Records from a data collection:
* begin *
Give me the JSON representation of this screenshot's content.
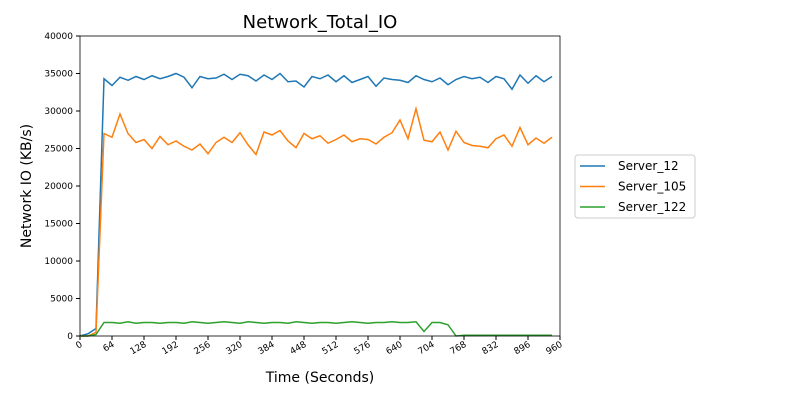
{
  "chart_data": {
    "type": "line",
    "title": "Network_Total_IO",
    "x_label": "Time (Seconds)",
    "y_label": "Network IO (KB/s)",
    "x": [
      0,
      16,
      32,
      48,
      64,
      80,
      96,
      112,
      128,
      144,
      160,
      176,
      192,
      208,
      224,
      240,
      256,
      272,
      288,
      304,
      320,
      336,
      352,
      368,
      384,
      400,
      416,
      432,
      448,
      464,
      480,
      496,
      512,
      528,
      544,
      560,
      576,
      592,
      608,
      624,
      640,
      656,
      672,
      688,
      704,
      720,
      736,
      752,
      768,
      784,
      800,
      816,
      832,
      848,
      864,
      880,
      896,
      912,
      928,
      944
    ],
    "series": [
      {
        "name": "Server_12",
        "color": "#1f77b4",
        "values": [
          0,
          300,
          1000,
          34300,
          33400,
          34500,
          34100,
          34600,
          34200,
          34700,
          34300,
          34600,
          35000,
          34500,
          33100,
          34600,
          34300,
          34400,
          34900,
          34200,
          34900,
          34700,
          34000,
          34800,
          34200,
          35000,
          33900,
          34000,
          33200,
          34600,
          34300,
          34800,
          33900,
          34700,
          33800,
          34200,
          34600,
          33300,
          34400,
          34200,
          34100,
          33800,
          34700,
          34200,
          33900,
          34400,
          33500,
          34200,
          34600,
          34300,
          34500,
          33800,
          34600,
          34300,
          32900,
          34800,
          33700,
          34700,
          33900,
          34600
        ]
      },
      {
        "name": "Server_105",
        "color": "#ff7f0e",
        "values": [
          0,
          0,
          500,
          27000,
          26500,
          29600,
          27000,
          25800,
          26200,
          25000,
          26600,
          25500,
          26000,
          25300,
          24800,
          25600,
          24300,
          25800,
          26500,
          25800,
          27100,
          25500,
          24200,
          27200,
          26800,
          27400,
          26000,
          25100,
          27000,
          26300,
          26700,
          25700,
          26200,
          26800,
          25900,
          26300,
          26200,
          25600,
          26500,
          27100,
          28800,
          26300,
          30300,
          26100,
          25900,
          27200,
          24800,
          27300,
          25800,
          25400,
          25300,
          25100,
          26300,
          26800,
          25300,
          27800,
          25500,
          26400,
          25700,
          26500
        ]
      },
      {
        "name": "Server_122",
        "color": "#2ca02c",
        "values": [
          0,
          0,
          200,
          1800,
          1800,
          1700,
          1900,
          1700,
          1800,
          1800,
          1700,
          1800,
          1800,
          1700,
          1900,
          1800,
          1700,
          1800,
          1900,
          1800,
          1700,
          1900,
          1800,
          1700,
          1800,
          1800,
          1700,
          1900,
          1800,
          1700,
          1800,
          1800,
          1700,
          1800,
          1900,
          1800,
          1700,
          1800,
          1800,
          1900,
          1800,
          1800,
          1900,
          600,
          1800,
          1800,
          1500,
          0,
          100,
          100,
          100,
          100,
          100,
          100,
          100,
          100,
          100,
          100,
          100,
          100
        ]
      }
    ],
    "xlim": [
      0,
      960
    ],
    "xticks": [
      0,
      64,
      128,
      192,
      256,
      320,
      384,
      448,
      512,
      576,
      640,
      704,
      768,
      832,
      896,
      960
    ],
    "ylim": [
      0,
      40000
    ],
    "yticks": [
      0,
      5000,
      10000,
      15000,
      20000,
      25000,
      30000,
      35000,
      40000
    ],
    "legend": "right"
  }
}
* end *
* begin *
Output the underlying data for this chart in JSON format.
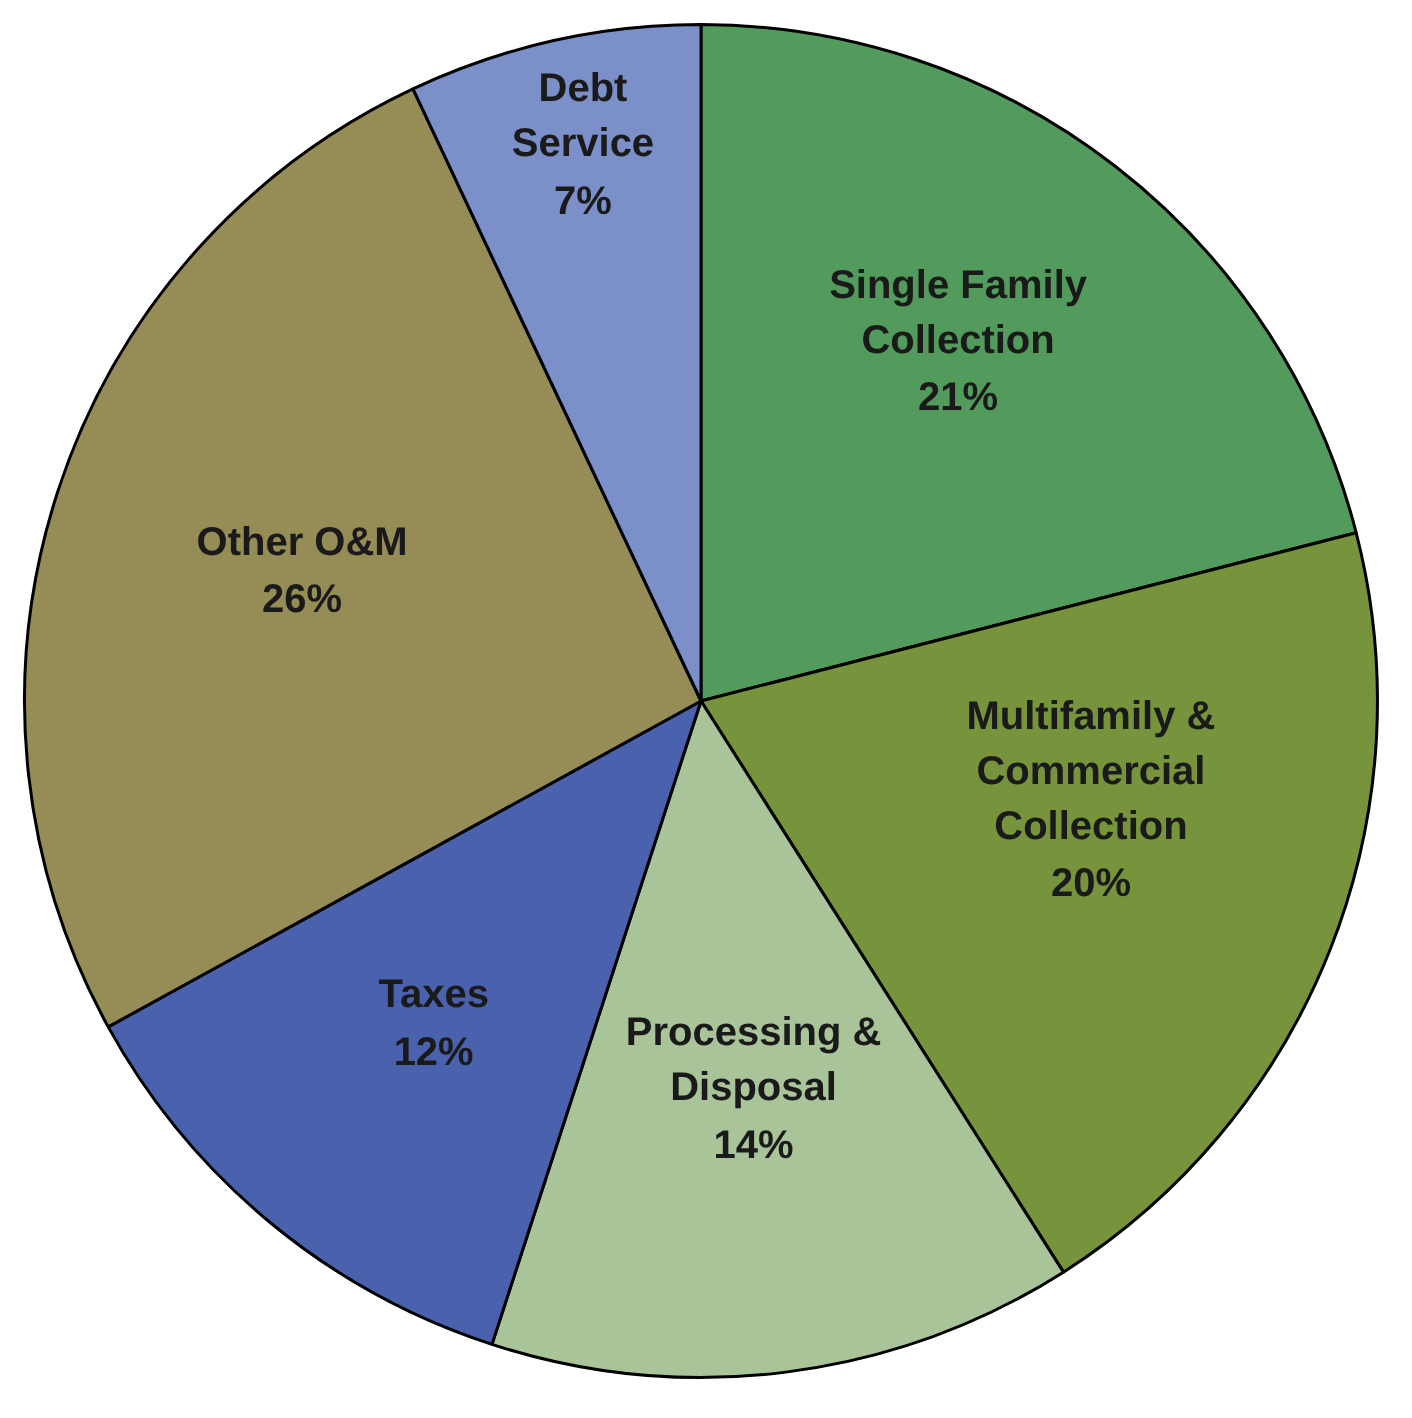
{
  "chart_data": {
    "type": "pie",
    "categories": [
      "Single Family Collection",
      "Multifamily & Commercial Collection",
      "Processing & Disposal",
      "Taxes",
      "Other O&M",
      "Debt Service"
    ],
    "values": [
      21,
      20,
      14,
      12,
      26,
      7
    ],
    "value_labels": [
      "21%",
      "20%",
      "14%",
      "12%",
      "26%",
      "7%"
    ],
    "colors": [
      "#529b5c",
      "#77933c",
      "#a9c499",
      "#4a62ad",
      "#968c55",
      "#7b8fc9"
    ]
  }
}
* end *
### What needs to be done
Extract every line containing the string "JSON" from the data above.

### Right answer
Give me the JSON representation of this screenshot's content.
Output the underlying data for this chart in JSON format.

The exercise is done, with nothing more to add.